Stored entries
+===+

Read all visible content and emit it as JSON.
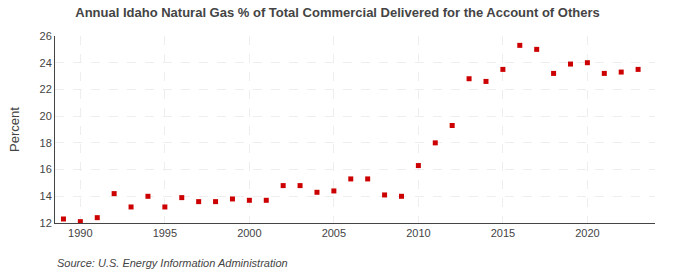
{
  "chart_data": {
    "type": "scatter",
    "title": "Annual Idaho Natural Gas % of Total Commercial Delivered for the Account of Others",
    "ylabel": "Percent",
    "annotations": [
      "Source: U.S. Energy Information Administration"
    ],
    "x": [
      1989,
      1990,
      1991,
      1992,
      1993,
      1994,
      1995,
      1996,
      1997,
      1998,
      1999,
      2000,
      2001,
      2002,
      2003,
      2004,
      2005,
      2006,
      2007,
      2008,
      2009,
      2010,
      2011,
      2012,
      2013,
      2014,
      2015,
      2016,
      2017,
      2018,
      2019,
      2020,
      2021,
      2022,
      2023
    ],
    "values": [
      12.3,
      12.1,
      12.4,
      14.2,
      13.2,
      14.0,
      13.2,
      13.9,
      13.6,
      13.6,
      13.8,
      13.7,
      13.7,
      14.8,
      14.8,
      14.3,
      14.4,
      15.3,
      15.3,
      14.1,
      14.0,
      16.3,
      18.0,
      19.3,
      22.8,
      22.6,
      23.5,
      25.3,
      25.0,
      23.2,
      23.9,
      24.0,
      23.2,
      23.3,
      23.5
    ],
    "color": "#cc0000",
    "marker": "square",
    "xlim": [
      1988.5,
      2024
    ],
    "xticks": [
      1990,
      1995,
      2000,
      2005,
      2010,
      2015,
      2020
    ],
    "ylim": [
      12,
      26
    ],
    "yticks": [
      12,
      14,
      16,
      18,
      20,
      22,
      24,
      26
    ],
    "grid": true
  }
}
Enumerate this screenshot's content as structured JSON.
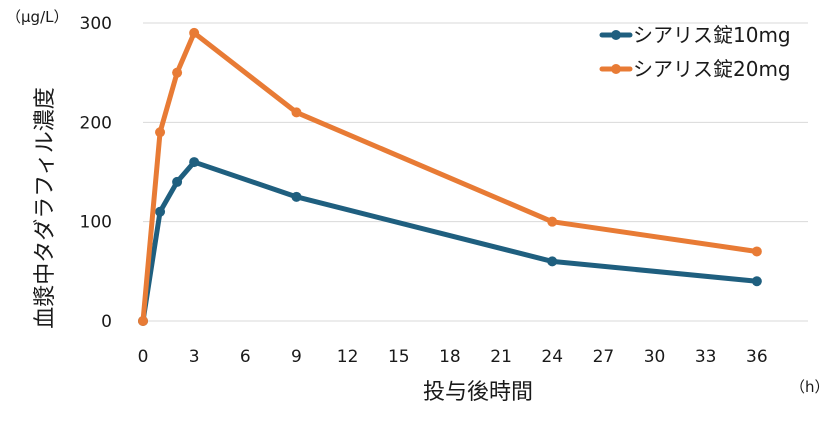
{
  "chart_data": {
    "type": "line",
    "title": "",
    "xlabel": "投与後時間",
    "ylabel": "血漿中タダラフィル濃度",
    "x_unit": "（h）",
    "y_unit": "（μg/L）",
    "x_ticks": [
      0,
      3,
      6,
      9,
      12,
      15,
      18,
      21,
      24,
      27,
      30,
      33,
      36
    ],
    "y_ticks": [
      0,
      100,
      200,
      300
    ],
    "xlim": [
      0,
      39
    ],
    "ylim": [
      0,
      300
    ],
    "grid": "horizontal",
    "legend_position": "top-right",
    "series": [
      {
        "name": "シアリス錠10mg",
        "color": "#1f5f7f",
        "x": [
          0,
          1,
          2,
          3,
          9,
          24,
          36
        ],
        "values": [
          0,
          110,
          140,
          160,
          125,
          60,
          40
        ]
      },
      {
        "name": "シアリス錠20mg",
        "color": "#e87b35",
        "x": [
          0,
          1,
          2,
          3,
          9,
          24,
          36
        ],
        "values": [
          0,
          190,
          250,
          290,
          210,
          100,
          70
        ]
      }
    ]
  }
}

+===+

Return the whole listing, word for word, and leave out every picture.

Read all visible content and emit it as JSON.
{
  "chart_data": {
    "type": "scatter",
    "title": "Annual Idaho Natural Gas % of Total Commercial Delivered for the Account of Others",
    "ylabel": "Percent",
    "annotations": [
      "Source: U.S. Energy Information Administration"
    ],
    "x": [
      1989,
      1990,
      1991,
      1992,
      1993,
      1994,
      1995,
      1996,
      1997,
      1998,
      1999,
      2000,
      2001,
      2002,
      2003,
      2004,
      2005,
      2006,
      2007,
      2008,
      2009,
      2010,
      2011,
      2012,
      2013,
      2014,
      2015,
      2016,
      2017,
      2018,
      2019,
      2020,
      2021,
      2022,
      2023
    ],
    "values": [
      12.3,
      12.1,
      12.4,
      14.2,
      13.2,
      14.0,
      13.2,
      13.9,
      13.6,
      13.6,
      13.8,
      13.7,
      13.7,
      14.8,
      14.8,
      14.3,
      14.4,
      15.3,
      15.3,
      14.1,
      14.0,
      16.3,
      18.0,
      19.3,
      22.8,
      22.6,
      23.5,
      25.3,
      25.0,
      23.2,
      23.9,
      24.0,
      23.2,
      23.3,
      23.5
    ],
    "color": "#cc0000",
    "marker": "square",
    "xlim": [
      1988.5,
      2024
    ],
    "xticks": [
      1990,
      1995,
      2000,
      2005,
      2010,
      2015,
      2020
    ],
    "ylim": [
      12,
      26
    ],
    "yticks": [
      12,
      14,
      16,
      18,
      20,
      22,
      24,
      26
    ],
    "grid": true
  }
}
Enumerate this screenshot's content as structured JSON.
{
  "chart_data": {
    "type": "line",
    "title": "",
    "xlabel": "投与後時間",
    "ylabel": "血漿中タダラフィル濃度",
    "x_unit": "（h）",
    "y_unit": "（μg/L）",
    "x_ticks": [
      0,
      3,
      6,
      9,
      12,
      15,
      18,
      21,
      24,
      27,
      30,
      33,
      36
    ],
    "y_ticks": [
      0,
      100,
      200,
      300
    ],
    "xlim": [
      0,
      39
    ],
    "ylim": [
      0,
      300
    ],
    "grid": "horizontal",
    "legend_position": "top-right",
    "series": [
      {
        "name": "シアリス錠10mg",
        "color": "#1f5f7f",
        "x": [
          0,
          1,
          2,
          3,
          9,
          24,
          36
        ],
        "values": [
          0,
          110,
          140,
          160,
          125,
          60,
          40
        ]
      },
      {
        "name": "シアリス錠20mg",
        "color": "#e87b35",
        "x": [
          0,
          1,
          2,
          3,
          9,
          24,
          36
        ],
        "values": [
          0,
          190,
          250,
          290,
          210,
          100,
          70
        ]
      }
    ]
  }
}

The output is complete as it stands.